_Task prompt_:
Exactly as given, repeat all of the entries.

_Records for processing_:
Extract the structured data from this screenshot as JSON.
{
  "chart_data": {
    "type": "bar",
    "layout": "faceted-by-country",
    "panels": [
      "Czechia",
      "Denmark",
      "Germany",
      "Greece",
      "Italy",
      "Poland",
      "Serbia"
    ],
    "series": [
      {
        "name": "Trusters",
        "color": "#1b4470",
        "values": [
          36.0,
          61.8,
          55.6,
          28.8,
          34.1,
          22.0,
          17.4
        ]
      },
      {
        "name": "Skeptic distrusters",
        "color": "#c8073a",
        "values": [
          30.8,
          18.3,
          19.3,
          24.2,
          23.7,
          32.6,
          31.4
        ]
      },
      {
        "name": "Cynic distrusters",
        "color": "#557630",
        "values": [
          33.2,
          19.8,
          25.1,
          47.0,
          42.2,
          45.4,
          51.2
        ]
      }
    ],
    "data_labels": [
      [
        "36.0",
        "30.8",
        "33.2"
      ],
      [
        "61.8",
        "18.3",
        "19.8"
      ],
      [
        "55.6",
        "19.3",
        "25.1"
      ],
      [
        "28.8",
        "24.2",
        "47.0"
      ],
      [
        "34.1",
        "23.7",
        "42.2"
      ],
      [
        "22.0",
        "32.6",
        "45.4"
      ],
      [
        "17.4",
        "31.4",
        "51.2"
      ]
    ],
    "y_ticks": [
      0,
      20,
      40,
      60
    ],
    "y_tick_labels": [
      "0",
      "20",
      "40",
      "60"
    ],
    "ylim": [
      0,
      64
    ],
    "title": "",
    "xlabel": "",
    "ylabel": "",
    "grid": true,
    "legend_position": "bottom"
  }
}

_Expected answer_:
Extract the structured data from this screenshot as JSON.
{
  "chart_data": {
    "type": "bar",
    "layout": "faceted-by-country",
    "panels": [
      "Czechia",
      "Denmark",
      "Germany",
      "Greece",
      "Italy",
      "Poland",
      "Serbia"
    ],
    "series": [
      {
        "name": "Trusters",
        "color": "#1b4470",
        "values": [
          36.0,
          61.8,
          55.6,
          28.8,
          34.1,
          22.0,
          17.4
        ]
      },
      {
        "name": "Skeptic distrusters",
        "color": "#c8073a",
        "values": [
          30.8,
          18.3,
          19.3,
          24.2,
          23.7,
          32.6,
          31.4
        ]
      },
      {
        "name": "Cynic distrusters",
        "color": "#557630",
        "values": [
          33.2,
          19.8,
          25.1,
          47.0,
          42.2,
          45.4,
          51.2
        ]
      }
    ],
    "data_labels": [
      [
        "36.0",
        "30.8",
        "33.2"
      ],
      [
        "61.8",
        "18.3",
        "19.8"
      ],
      [
        "55.6",
        "19.3",
        "25.1"
      ],
      [
        "28.8",
        "24.2",
        "47.0"
      ],
      [
        "34.1",
        "23.7",
        "42.2"
      ],
      [
        "22.0",
        "32.6",
        "45.4"
      ],
      [
        "17.4",
        "31.4",
        "51.2"
      ]
    ],
    "y_ticks": [
      0,
      20,
      40,
      60
    ],
    "y_tick_labels": [
      "0",
      "20",
      "40",
      "60"
    ],
    "ylim": [
      0,
      64
    ],
    "title": "",
    "xlabel": "",
    "ylabel": "",
    "grid": true,
    "legend_position": "bottom"
  }
}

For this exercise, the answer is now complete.